● Data listing:
- - - -

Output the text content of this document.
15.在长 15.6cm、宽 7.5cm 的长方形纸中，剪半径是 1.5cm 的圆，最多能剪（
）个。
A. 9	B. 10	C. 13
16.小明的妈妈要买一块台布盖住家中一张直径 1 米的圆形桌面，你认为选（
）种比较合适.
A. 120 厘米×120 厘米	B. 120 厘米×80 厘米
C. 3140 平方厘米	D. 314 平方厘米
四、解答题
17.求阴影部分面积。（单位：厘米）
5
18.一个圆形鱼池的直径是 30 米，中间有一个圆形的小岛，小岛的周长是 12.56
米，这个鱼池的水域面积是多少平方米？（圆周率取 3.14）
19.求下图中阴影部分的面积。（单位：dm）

- - - -

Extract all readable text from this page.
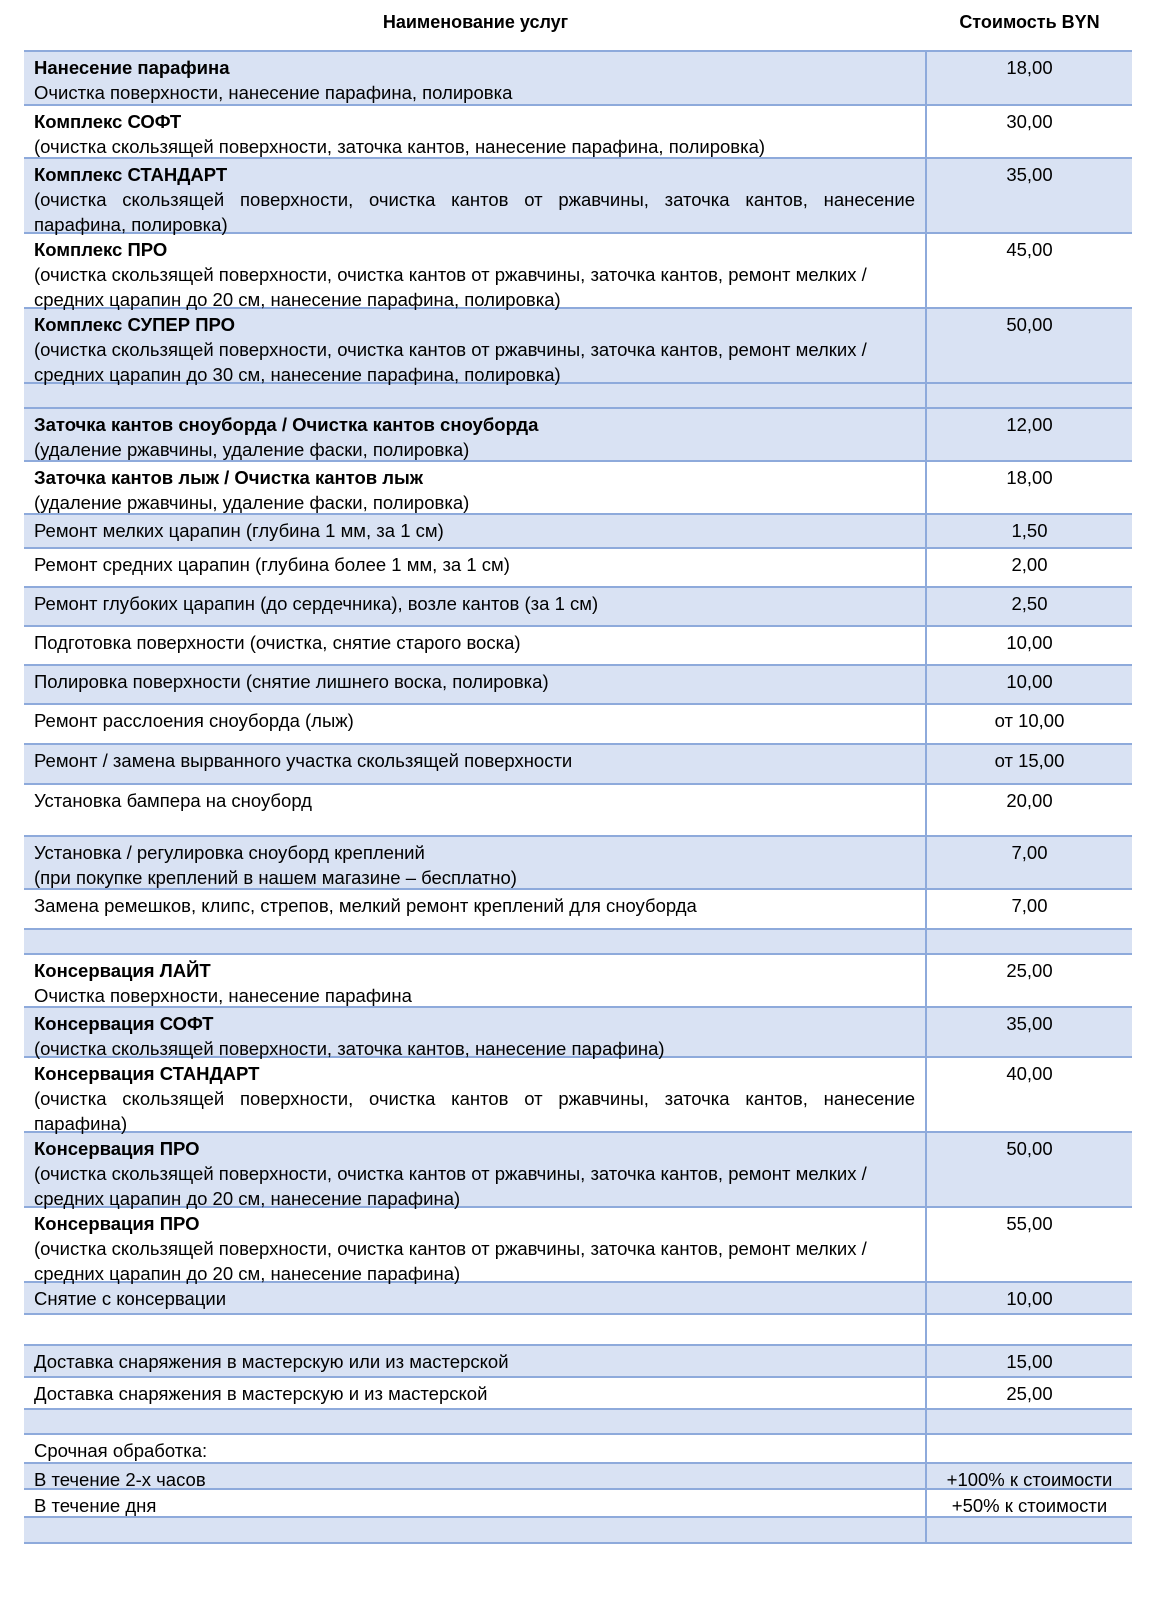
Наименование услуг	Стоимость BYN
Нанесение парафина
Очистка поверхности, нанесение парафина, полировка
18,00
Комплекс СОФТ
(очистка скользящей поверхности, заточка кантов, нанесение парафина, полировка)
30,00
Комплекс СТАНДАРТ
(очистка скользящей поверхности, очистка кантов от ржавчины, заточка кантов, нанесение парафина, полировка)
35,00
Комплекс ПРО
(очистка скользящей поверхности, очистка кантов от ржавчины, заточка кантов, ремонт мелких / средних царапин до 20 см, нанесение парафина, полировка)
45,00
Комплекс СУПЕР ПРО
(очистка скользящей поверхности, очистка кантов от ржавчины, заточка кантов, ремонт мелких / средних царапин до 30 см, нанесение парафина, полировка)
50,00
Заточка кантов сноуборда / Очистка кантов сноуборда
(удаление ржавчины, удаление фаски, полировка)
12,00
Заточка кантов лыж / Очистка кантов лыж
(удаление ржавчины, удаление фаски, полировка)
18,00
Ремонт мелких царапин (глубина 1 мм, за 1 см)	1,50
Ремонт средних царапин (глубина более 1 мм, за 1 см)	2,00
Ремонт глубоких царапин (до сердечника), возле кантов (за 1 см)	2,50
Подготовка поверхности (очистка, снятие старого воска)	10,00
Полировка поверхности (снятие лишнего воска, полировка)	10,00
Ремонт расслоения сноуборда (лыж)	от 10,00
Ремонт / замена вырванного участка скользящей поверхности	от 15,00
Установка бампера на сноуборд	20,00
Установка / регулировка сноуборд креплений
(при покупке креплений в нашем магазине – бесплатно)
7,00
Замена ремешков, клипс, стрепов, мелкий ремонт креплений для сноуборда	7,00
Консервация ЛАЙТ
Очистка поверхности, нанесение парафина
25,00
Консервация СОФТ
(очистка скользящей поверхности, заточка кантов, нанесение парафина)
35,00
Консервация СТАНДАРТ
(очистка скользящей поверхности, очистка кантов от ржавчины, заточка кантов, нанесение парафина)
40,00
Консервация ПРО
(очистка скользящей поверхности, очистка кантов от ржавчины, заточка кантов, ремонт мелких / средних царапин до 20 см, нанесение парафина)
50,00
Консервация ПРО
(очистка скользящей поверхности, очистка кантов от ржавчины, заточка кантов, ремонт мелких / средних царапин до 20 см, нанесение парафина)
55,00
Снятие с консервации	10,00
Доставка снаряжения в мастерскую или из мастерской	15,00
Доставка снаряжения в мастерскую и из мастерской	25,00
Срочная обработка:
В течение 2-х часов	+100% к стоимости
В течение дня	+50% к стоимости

- - - -

● Aim of the task: Pick each line holding the word "Консервация" out of the data and copy it.

● Expected answer:
Консервация ЛАЙТ
Консервация СОФТ
Консервация СТАНДАРТ
Консервация ПРО
Консервация ПРО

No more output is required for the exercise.